Your goal
Emit the data below verbatim, stripping out any pictures.

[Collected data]

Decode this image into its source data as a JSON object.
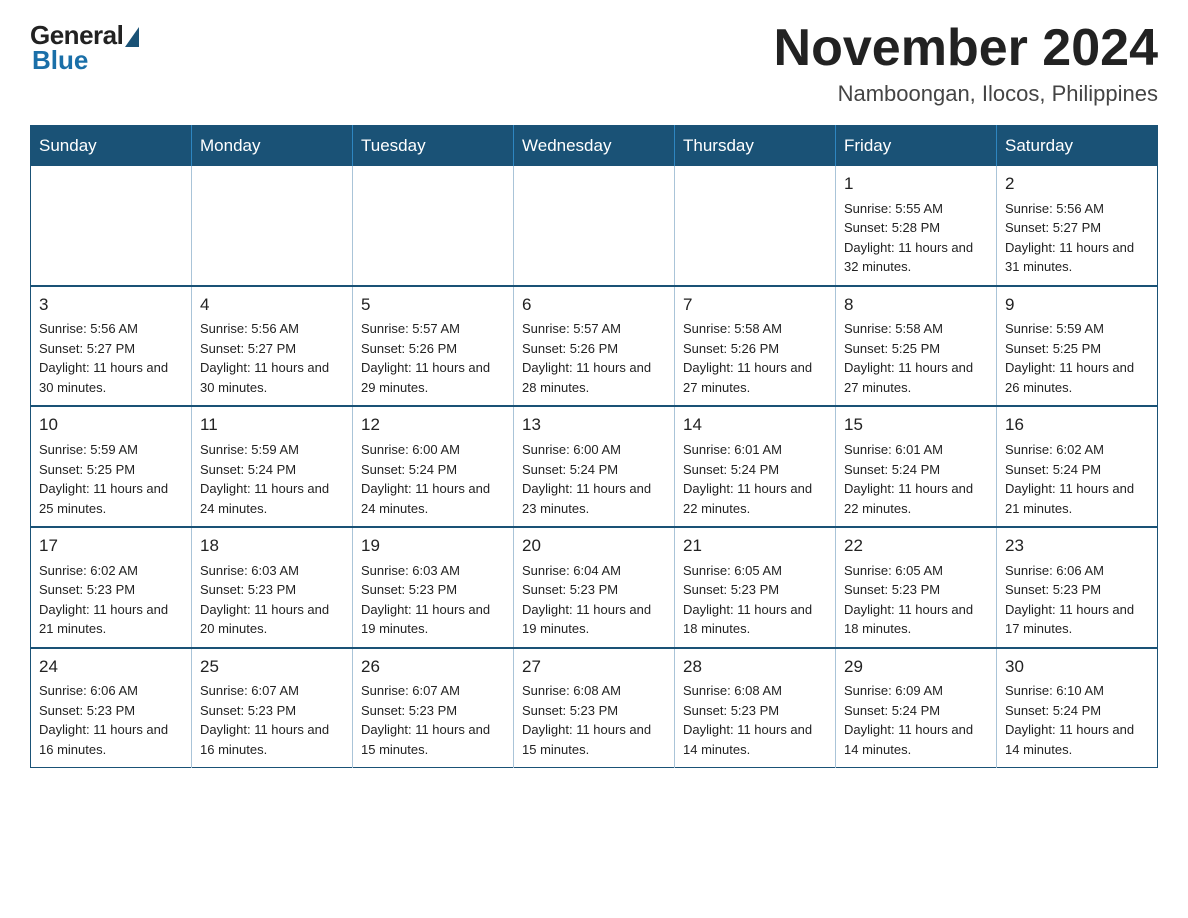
{
  "logo": {
    "general": "General",
    "blue": "Blue"
  },
  "header": {
    "month": "November 2024",
    "location": "Namboongan, Ilocos, Philippines"
  },
  "days_of_week": [
    "Sunday",
    "Monday",
    "Tuesday",
    "Wednesday",
    "Thursday",
    "Friday",
    "Saturday"
  ],
  "weeks": [
    [
      {
        "day": "",
        "info": ""
      },
      {
        "day": "",
        "info": ""
      },
      {
        "day": "",
        "info": ""
      },
      {
        "day": "",
        "info": ""
      },
      {
        "day": "",
        "info": ""
      },
      {
        "day": "1",
        "info": "Sunrise: 5:55 AM\nSunset: 5:28 PM\nDaylight: 11 hours and 32 minutes."
      },
      {
        "day": "2",
        "info": "Sunrise: 5:56 AM\nSunset: 5:27 PM\nDaylight: 11 hours and 31 minutes."
      }
    ],
    [
      {
        "day": "3",
        "info": "Sunrise: 5:56 AM\nSunset: 5:27 PM\nDaylight: 11 hours and 30 minutes."
      },
      {
        "day": "4",
        "info": "Sunrise: 5:56 AM\nSunset: 5:27 PM\nDaylight: 11 hours and 30 minutes."
      },
      {
        "day": "5",
        "info": "Sunrise: 5:57 AM\nSunset: 5:26 PM\nDaylight: 11 hours and 29 minutes."
      },
      {
        "day": "6",
        "info": "Sunrise: 5:57 AM\nSunset: 5:26 PM\nDaylight: 11 hours and 28 minutes."
      },
      {
        "day": "7",
        "info": "Sunrise: 5:58 AM\nSunset: 5:26 PM\nDaylight: 11 hours and 27 minutes."
      },
      {
        "day": "8",
        "info": "Sunrise: 5:58 AM\nSunset: 5:25 PM\nDaylight: 11 hours and 27 minutes."
      },
      {
        "day": "9",
        "info": "Sunrise: 5:59 AM\nSunset: 5:25 PM\nDaylight: 11 hours and 26 minutes."
      }
    ],
    [
      {
        "day": "10",
        "info": "Sunrise: 5:59 AM\nSunset: 5:25 PM\nDaylight: 11 hours and 25 minutes."
      },
      {
        "day": "11",
        "info": "Sunrise: 5:59 AM\nSunset: 5:24 PM\nDaylight: 11 hours and 24 minutes."
      },
      {
        "day": "12",
        "info": "Sunrise: 6:00 AM\nSunset: 5:24 PM\nDaylight: 11 hours and 24 minutes."
      },
      {
        "day": "13",
        "info": "Sunrise: 6:00 AM\nSunset: 5:24 PM\nDaylight: 11 hours and 23 minutes."
      },
      {
        "day": "14",
        "info": "Sunrise: 6:01 AM\nSunset: 5:24 PM\nDaylight: 11 hours and 22 minutes."
      },
      {
        "day": "15",
        "info": "Sunrise: 6:01 AM\nSunset: 5:24 PM\nDaylight: 11 hours and 22 minutes."
      },
      {
        "day": "16",
        "info": "Sunrise: 6:02 AM\nSunset: 5:24 PM\nDaylight: 11 hours and 21 minutes."
      }
    ],
    [
      {
        "day": "17",
        "info": "Sunrise: 6:02 AM\nSunset: 5:23 PM\nDaylight: 11 hours and 21 minutes."
      },
      {
        "day": "18",
        "info": "Sunrise: 6:03 AM\nSunset: 5:23 PM\nDaylight: 11 hours and 20 minutes."
      },
      {
        "day": "19",
        "info": "Sunrise: 6:03 AM\nSunset: 5:23 PM\nDaylight: 11 hours and 19 minutes."
      },
      {
        "day": "20",
        "info": "Sunrise: 6:04 AM\nSunset: 5:23 PM\nDaylight: 11 hours and 19 minutes."
      },
      {
        "day": "21",
        "info": "Sunrise: 6:05 AM\nSunset: 5:23 PM\nDaylight: 11 hours and 18 minutes."
      },
      {
        "day": "22",
        "info": "Sunrise: 6:05 AM\nSunset: 5:23 PM\nDaylight: 11 hours and 18 minutes."
      },
      {
        "day": "23",
        "info": "Sunrise: 6:06 AM\nSunset: 5:23 PM\nDaylight: 11 hours and 17 minutes."
      }
    ],
    [
      {
        "day": "24",
        "info": "Sunrise: 6:06 AM\nSunset: 5:23 PM\nDaylight: 11 hours and 16 minutes."
      },
      {
        "day": "25",
        "info": "Sunrise: 6:07 AM\nSunset: 5:23 PM\nDaylight: 11 hours and 16 minutes."
      },
      {
        "day": "26",
        "info": "Sunrise: 6:07 AM\nSunset: 5:23 PM\nDaylight: 11 hours and 15 minutes."
      },
      {
        "day": "27",
        "info": "Sunrise: 6:08 AM\nSunset: 5:23 PM\nDaylight: 11 hours and 15 minutes."
      },
      {
        "day": "28",
        "info": "Sunrise: 6:08 AM\nSunset: 5:23 PM\nDaylight: 11 hours and 14 minutes."
      },
      {
        "day": "29",
        "info": "Sunrise: 6:09 AM\nSunset: 5:24 PM\nDaylight: 11 hours and 14 minutes."
      },
      {
        "day": "30",
        "info": "Sunrise: 6:10 AM\nSunset: 5:24 PM\nDaylight: 11 hours and 14 minutes."
      }
    ]
  ]
}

Solution to this problem
Decode this image into its source data as a JSON object.
{
  "logo": {
    "general": "General",
    "blue": "Blue"
  },
  "header": {
    "month": "November 2024",
    "location": "Namboongan, Ilocos, Philippines"
  },
  "days_of_week": [
    "Sunday",
    "Monday",
    "Tuesday",
    "Wednesday",
    "Thursday",
    "Friday",
    "Saturday"
  ],
  "weeks": [
    [
      {
        "day": "",
        "info": ""
      },
      {
        "day": "",
        "info": ""
      },
      {
        "day": "",
        "info": ""
      },
      {
        "day": "",
        "info": ""
      },
      {
        "day": "",
        "info": ""
      },
      {
        "day": "1",
        "info": "Sunrise: 5:55 AM\nSunset: 5:28 PM\nDaylight: 11 hours and 32 minutes."
      },
      {
        "day": "2",
        "info": "Sunrise: 5:56 AM\nSunset: 5:27 PM\nDaylight: 11 hours and 31 minutes."
      }
    ],
    [
      {
        "day": "3",
        "info": "Sunrise: 5:56 AM\nSunset: 5:27 PM\nDaylight: 11 hours and 30 minutes."
      },
      {
        "day": "4",
        "info": "Sunrise: 5:56 AM\nSunset: 5:27 PM\nDaylight: 11 hours and 30 minutes."
      },
      {
        "day": "5",
        "info": "Sunrise: 5:57 AM\nSunset: 5:26 PM\nDaylight: 11 hours and 29 minutes."
      },
      {
        "day": "6",
        "info": "Sunrise: 5:57 AM\nSunset: 5:26 PM\nDaylight: 11 hours and 28 minutes."
      },
      {
        "day": "7",
        "info": "Sunrise: 5:58 AM\nSunset: 5:26 PM\nDaylight: 11 hours and 27 minutes."
      },
      {
        "day": "8",
        "info": "Sunrise: 5:58 AM\nSunset: 5:25 PM\nDaylight: 11 hours and 27 minutes."
      },
      {
        "day": "9",
        "info": "Sunrise: 5:59 AM\nSunset: 5:25 PM\nDaylight: 11 hours and 26 minutes."
      }
    ],
    [
      {
        "day": "10",
        "info": "Sunrise: 5:59 AM\nSunset: 5:25 PM\nDaylight: 11 hours and 25 minutes."
      },
      {
        "day": "11",
        "info": "Sunrise: 5:59 AM\nSunset: 5:24 PM\nDaylight: 11 hours and 24 minutes."
      },
      {
        "day": "12",
        "info": "Sunrise: 6:00 AM\nSunset: 5:24 PM\nDaylight: 11 hours and 24 minutes."
      },
      {
        "day": "13",
        "info": "Sunrise: 6:00 AM\nSunset: 5:24 PM\nDaylight: 11 hours and 23 minutes."
      },
      {
        "day": "14",
        "info": "Sunrise: 6:01 AM\nSunset: 5:24 PM\nDaylight: 11 hours and 22 minutes."
      },
      {
        "day": "15",
        "info": "Sunrise: 6:01 AM\nSunset: 5:24 PM\nDaylight: 11 hours and 22 minutes."
      },
      {
        "day": "16",
        "info": "Sunrise: 6:02 AM\nSunset: 5:24 PM\nDaylight: 11 hours and 21 minutes."
      }
    ],
    [
      {
        "day": "17",
        "info": "Sunrise: 6:02 AM\nSunset: 5:23 PM\nDaylight: 11 hours and 21 minutes."
      },
      {
        "day": "18",
        "info": "Sunrise: 6:03 AM\nSunset: 5:23 PM\nDaylight: 11 hours and 20 minutes."
      },
      {
        "day": "19",
        "info": "Sunrise: 6:03 AM\nSunset: 5:23 PM\nDaylight: 11 hours and 19 minutes."
      },
      {
        "day": "20",
        "info": "Sunrise: 6:04 AM\nSunset: 5:23 PM\nDaylight: 11 hours and 19 minutes."
      },
      {
        "day": "21",
        "info": "Sunrise: 6:05 AM\nSunset: 5:23 PM\nDaylight: 11 hours and 18 minutes."
      },
      {
        "day": "22",
        "info": "Sunrise: 6:05 AM\nSunset: 5:23 PM\nDaylight: 11 hours and 18 minutes."
      },
      {
        "day": "23",
        "info": "Sunrise: 6:06 AM\nSunset: 5:23 PM\nDaylight: 11 hours and 17 minutes."
      }
    ],
    [
      {
        "day": "24",
        "info": "Sunrise: 6:06 AM\nSunset: 5:23 PM\nDaylight: 11 hours and 16 minutes."
      },
      {
        "day": "25",
        "info": "Sunrise: 6:07 AM\nSunset: 5:23 PM\nDaylight: 11 hours and 16 minutes."
      },
      {
        "day": "26",
        "info": "Sunrise: 6:07 AM\nSunset: 5:23 PM\nDaylight: 11 hours and 15 minutes."
      },
      {
        "day": "27",
        "info": "Sunrise: 6:08 AM\nSunset: 5:23 PM\nDaylight: 11 hours and 15 minutes."
      },
      {
        "day": "28",
        "info": "Sunrise: 6:08 AM\nSunset: 5:23 PM\nDaylight: 11 hours and 14 minutes."
      },
      {
        "day": "29",
        "info": "Sunrise: 6:09 AM\nSunset: 5:24 PM\nDaylight: 11 hours and 14 minutes."
      },
      {
        "day": "30",
        "info": "Sunrise: 6:10 AM\nSunset: 5:24 PM\nDaylight: 11 hours and 14 minutes."
      }
    ]
  ]
}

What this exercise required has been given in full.